- **Exercise instructions**
The records below must be retyped exactly.

- **Entries shown**
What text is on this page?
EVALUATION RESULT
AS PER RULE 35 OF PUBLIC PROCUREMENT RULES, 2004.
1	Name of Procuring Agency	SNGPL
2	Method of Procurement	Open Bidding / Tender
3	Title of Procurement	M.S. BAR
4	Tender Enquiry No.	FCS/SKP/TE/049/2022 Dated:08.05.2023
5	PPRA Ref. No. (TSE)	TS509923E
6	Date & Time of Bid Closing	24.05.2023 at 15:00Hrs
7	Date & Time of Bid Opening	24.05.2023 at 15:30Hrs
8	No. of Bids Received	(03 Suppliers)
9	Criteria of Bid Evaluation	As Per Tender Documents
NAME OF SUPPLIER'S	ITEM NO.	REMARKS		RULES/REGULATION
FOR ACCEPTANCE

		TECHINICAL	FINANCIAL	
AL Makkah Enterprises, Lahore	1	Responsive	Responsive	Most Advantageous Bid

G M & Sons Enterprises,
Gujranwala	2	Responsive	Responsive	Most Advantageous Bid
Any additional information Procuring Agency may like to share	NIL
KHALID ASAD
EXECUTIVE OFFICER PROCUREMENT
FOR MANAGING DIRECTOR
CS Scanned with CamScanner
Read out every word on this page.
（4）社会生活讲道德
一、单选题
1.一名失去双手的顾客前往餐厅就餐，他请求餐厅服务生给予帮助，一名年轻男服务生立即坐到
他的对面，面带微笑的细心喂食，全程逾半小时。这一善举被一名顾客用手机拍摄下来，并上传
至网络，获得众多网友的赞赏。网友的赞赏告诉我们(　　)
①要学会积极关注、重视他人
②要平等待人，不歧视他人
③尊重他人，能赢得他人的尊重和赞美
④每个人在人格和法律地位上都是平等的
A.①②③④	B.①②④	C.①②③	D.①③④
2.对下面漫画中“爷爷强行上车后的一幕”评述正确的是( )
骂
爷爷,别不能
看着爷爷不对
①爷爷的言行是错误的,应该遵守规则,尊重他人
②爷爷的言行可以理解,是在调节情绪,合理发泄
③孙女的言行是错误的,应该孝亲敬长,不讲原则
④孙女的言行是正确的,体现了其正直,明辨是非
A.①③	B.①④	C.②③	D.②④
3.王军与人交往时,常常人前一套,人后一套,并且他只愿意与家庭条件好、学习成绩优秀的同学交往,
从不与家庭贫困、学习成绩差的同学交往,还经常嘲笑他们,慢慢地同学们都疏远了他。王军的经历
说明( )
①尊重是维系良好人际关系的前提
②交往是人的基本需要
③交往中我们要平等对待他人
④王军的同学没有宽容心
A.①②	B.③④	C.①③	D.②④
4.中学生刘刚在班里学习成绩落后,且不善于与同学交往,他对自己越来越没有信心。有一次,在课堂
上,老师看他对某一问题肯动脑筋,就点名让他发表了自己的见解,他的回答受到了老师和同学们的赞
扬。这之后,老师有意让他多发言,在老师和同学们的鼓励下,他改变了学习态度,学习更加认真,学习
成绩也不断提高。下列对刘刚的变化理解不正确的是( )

- **Full solution**
What text is on this page?
EVALUATION RESULT
AS PER RULE 35 OF PUBLIC PROCUREMENT RULES, 2004.
1	Name of Procuring Agency	SNGPL
2	Method of Procurement	Open Bidding / Tender
3	Title of Procurement	M.S. BAR
4	Tender Enquiry No.	FCS/SKP/TE/049/2022 Dated:08.05.2023
5	PPRA Ref. No. (TSE)	TS509923E
6	Date & Time of Bid Closing	24.05.2023 at 15:00Hrs
7	Date & Time of Bid Opening	24.05.2023 at 15:30Hrs
8	No. of Bids Received	(03 Suppliers)
9	Criteria of Bid Evaluation	As Per Tender Documents
NAME OF SUPPLIER'S	ITEM NO.	REMARKS		RULES/REGULATION
FOR ACCEPTANCE

		TECHINICAL	FINANCIAL	
AL Makkah Enterprises, Lahore	1	Responsive	Responsive	Most Advantageous Bid

G M & Sons Enterprises,
Gujranwala	2	Responsive	Responsive	Most Advantageous Bid
Any additional information Procuring Agency may like to share	NIL
KHALID ASAD
EXECUTIVE OFFICER PROCUREMENT
FOR MANAGING DIRECTOR
CS Scanned with CamScanner
Read out every word on this page.
（4）社会生活讲道德
一、单选题
1.一名失去双手的顾客前往餐厅就餐，他请求餐厅服务生给予帮助，一名年轻男服务生立即坐到
他的对面，面带微笑的细心喂食，全程逾半小时。这一善举被一名顾客用手机拍摄下来，并上传
至网络，获得众多网友的赞赏。网友的赞赏告诉我们(　　)
①要学会积极关注、重视他人
②要平等待人，不歧视他人
③尊重他人，能赢得他人的尊重和赞美
④每个人在人格和法律地位上都是平等的
A.①②③④	B.①②④	C.①②③	D.①③④
2.对下面漫画中“爷爷强行上车后的一幕”评述正确的是( )
骂
爷爷,别不能
看着爷爷不对
①爷爷的言行是错误的,应该遵守规则,尊重他人
②爷爷的言行可以理解,是在调节情绪,合理发泄
③孙女的言行是错误的,应该孝亲敬长,不讲原则
④孙女的言行是正确的,体现了其正直,明辨是非
A.①③	B.①④	C.②③	D.②④
3.王军与人交往时,常常人前一套,人后一套,并且他只愿意与家庭条件好、学习成绩优秀的同学交往,
从不与家庭贫困、学习成绩差的同学交往,还经常嘲笑他们,慢慢地同学们都疏远了他。王军的经历
说明( )
①尊重是维系良好人际关系的前提
②交往是人的基本需要
③交往中我们要平等对待他人
④王军的同学没有宽容心
A.①②	B.③④	C.①③	D.②④
4.中学生刘刚在班里学习成绩落后,且不善于与同学交往,他对自己越来越没有信心。有一次,在课堂
上,老师看他对某一问题肯动脑筋,就点名让他发表了自己的见解,他的回答受到了老师和同学们的赞
扬。这之后,老师有意让他多发言,在老师和同学们的鼓励下,他改变了学习态度,学习更加认真,学习
成绩也不断提高。下列对刘刚的变化理解不正确的是( )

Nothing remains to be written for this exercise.